_JOB:_ Write out all the entries word for word and omit any pictures.

_INPUT RECORDS:_
- - - -

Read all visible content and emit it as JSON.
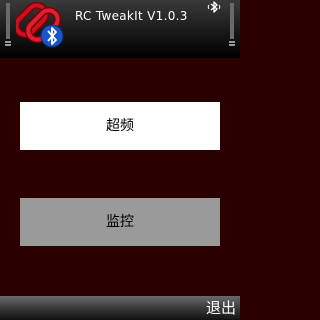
{
  "header": {
    "title": "RC TweakIt  V1.0.3",
    "app_icon": "chain-link-bluetooth-icon",
    "status_icon": "bluetooth-icon"
  },
  "main": {
    "buttons": [
      {
        "label": "超频"
      },
      {
        "label": "监控"
      }
    ]
  },
  "softkeys": {
    "right_label": "退出"
  },
  "colors": {
    "background": "#2a0000",
    "button_active": "#ffffff",
    "button_inactive": "#9a9a9a",
    "accent_red": "#c0101a",
    "bluetooth_blue": "#1a56c8"
  }
}
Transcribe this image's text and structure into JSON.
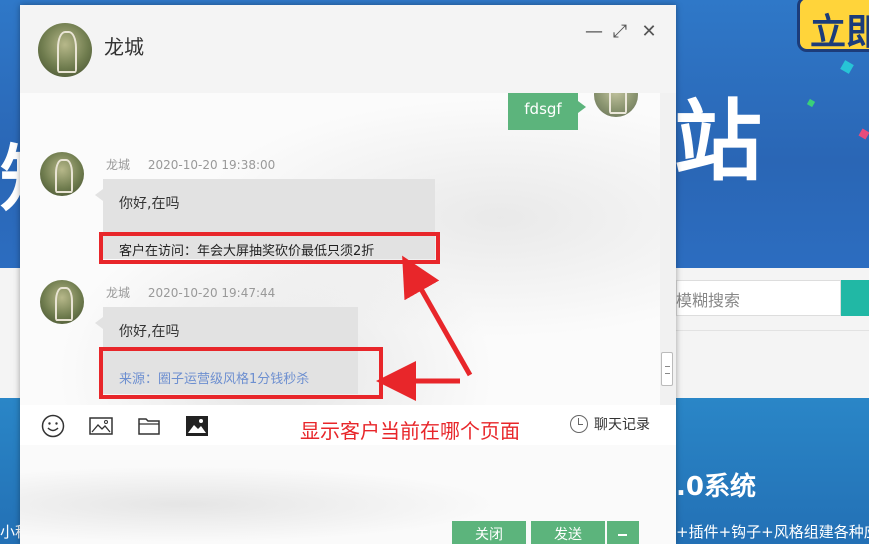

- - - -

_EXERCISE RESPONSE:_
Read all visible content and emit it as JSON.
{
  "header": {
    "title": "RC TweakIt  V1.0.3",
    "app_icon": "chain-link-bluetooth-icon",
    "status_icon": "bluetooth-icon"
  },
  "main": {
    "buttons": [
      {
        "label": "超频"
      },
      {
        "label": "监控"
      }
    ]
  },
  "softkeys": {
    "right_label": "退出"
  },
  "colors": {
    "background": "#2a0000",
    "button_active": "#ffffff",
    "button_inactive": "#9a9a9a",
    "accent_red": "#c0101a",
    "bluetooth_blue": "#1a56c8"
  }
}
Transcribe this image's text and structure into JSON.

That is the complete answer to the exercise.